WRITTEN PROBLEM » Leave the pictures out, and retype all of the material exactly as written.

** begin SUPPLIED DATA **

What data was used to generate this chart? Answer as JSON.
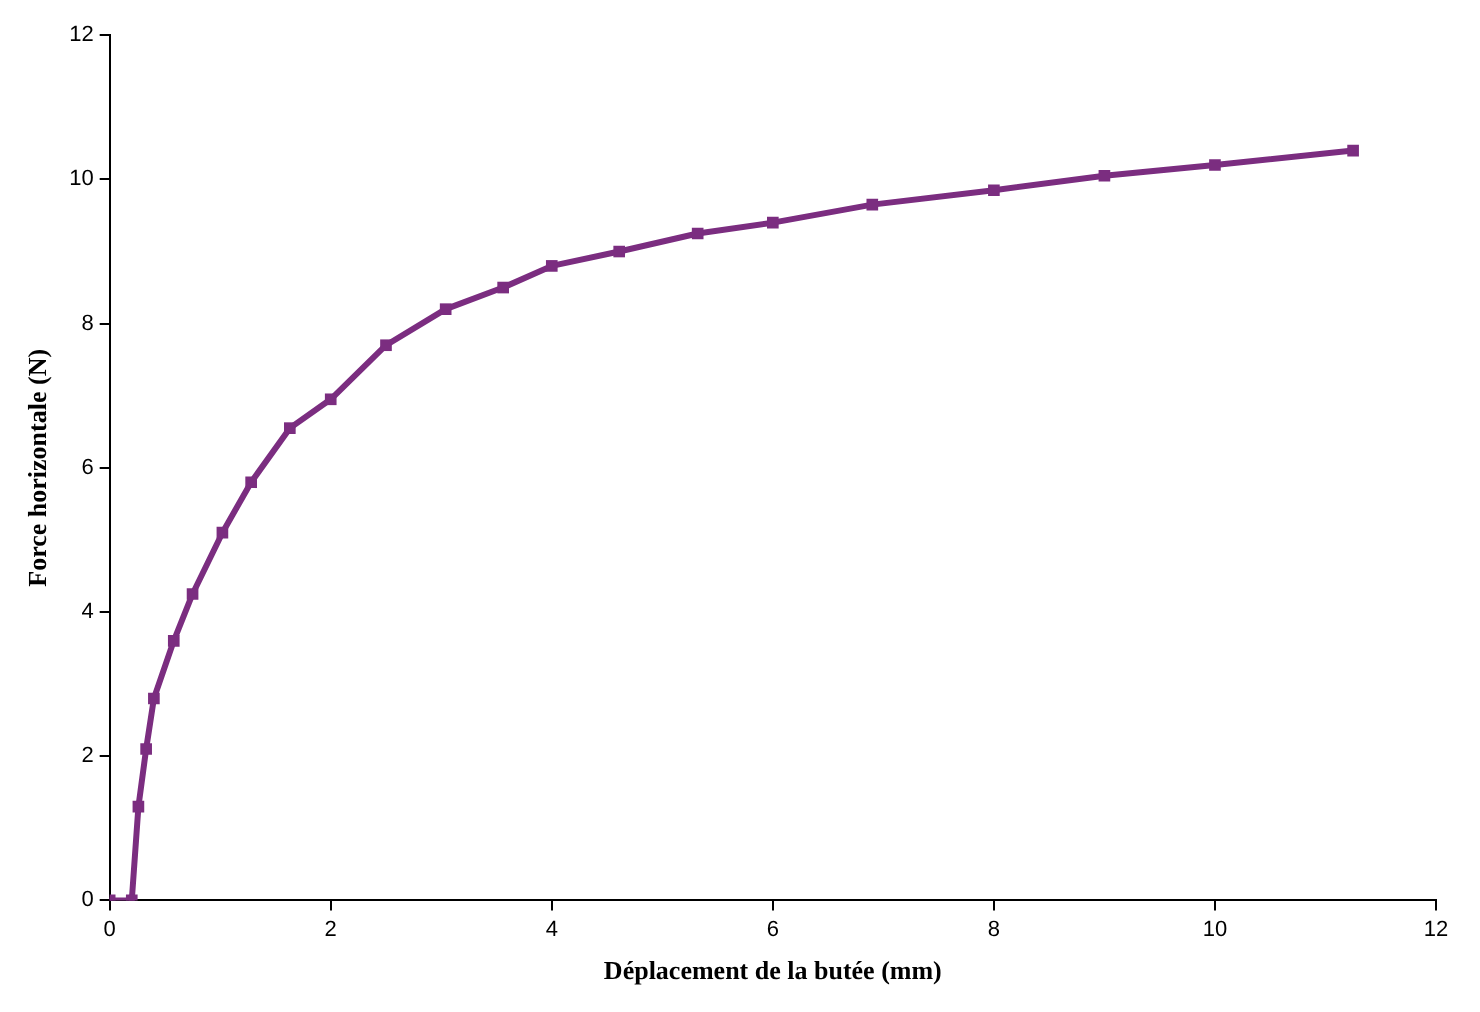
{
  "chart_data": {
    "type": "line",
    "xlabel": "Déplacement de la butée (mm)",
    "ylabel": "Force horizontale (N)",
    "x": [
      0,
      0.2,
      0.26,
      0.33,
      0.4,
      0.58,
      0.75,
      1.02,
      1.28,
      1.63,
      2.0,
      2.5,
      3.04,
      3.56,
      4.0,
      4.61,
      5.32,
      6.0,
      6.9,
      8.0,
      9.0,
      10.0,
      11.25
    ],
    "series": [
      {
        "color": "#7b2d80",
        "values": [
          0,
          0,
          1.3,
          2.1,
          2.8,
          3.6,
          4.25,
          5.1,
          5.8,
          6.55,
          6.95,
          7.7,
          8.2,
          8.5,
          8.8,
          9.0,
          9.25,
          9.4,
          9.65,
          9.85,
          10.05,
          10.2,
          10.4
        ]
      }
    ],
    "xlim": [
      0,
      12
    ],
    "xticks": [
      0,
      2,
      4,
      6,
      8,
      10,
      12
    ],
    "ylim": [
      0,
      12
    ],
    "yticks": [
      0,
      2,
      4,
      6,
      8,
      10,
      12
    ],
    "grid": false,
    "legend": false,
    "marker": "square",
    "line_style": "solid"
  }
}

** end SUPPLIED DATA **

ANSWER IN FULL »
What data was used to generate this chart? Answer as JSON.
{
  "chart_data": {
    "type": "line",
    "xlabel": "Déplacement de la butée (mm)",
    "ylabel": "Force horizontale (N)",
    "x": [
      0,
      0.2,
      0.26,
      0.33,
      0.4,
      0.58,
      0.75,
      1.02,
      1.28,
      1.63,
      2.0,
      2.5,
      3.04,
      3.56,
      4.0,
      4.61,
      5.32,
      6.0,
      6.9,
      8.0,
      9.0,
      10.0,
      11.25
    ],
    "series": [
      {
        "color": "#7b2d80",
        "values": [
          0,
          0,
          1.3,
          2.1,
          2.8,
          3.6,
          4.25,
          5.1,
          5.8,
          6.55,
          6.95,
          7.7,
          8.2,
          8.5,
          8.8,
          9.0,
          9.25,
          9.4,
          9.65,
          9.85,
          10.05,
          10.2,
          10.4
        ]
      }
    ],
    "xlim": [
      0,
      12
    ],
    "xticks": [
      0,
      2,
      4,
      6,
      8,
      10,
      12
    ],
    "ylim": [
      0,
      12
    ],
    "yticks": [
      0,
      2,
      4,
      6,
      8,
      10,
      12
    ],
    "grid": false,
    "legend": false,
    "marker": "square",
    "line_style": "solid"
  }
}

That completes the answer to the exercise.